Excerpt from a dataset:
○ ○ ○

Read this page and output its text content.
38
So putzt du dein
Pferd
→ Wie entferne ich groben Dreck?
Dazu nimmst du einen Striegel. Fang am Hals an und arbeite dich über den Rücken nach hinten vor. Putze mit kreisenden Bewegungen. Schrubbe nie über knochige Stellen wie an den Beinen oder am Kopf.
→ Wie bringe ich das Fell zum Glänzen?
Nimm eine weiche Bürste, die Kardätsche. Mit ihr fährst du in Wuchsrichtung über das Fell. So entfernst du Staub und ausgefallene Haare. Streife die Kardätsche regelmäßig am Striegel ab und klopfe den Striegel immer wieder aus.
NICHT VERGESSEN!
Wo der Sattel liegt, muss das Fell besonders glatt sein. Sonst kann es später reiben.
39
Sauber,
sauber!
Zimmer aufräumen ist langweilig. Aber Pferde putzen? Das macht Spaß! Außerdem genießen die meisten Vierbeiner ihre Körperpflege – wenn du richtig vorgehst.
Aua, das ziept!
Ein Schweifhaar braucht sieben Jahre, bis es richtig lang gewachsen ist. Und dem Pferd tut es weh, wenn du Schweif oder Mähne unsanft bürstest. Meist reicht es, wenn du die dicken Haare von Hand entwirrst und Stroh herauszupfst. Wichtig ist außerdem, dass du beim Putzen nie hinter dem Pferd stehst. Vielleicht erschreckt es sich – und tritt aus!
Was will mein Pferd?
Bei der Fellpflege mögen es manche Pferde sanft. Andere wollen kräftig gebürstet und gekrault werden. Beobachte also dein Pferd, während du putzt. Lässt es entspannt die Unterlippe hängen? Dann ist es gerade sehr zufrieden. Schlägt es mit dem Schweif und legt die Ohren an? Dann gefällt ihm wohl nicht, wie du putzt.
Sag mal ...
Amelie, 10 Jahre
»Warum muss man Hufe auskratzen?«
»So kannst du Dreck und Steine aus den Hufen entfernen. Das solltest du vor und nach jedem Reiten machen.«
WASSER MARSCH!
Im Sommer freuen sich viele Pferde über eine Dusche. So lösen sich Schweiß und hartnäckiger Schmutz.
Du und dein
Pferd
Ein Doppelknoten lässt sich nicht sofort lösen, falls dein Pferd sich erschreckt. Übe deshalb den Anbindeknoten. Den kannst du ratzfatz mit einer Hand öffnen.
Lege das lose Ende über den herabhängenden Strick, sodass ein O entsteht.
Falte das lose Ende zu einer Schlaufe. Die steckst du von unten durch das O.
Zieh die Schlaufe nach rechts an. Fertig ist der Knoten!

○ ○ ○

YOUR TASK:
Pick every line with "kannst" in it and copy it.

SOLUTION TO THE PROBLEM:
»So kannst du Dreck und Steine aus den Hufen entfernen. Das solltest du vor und nach jedem Reiten machen.«
Ein Doppelknoten lässt sich nicht sofort lösen, falls dein Pferd sich erschreckt. Übe deshalb den Anbindeknoten. Den kannst du ratzfatz mit einer Hand öffnen.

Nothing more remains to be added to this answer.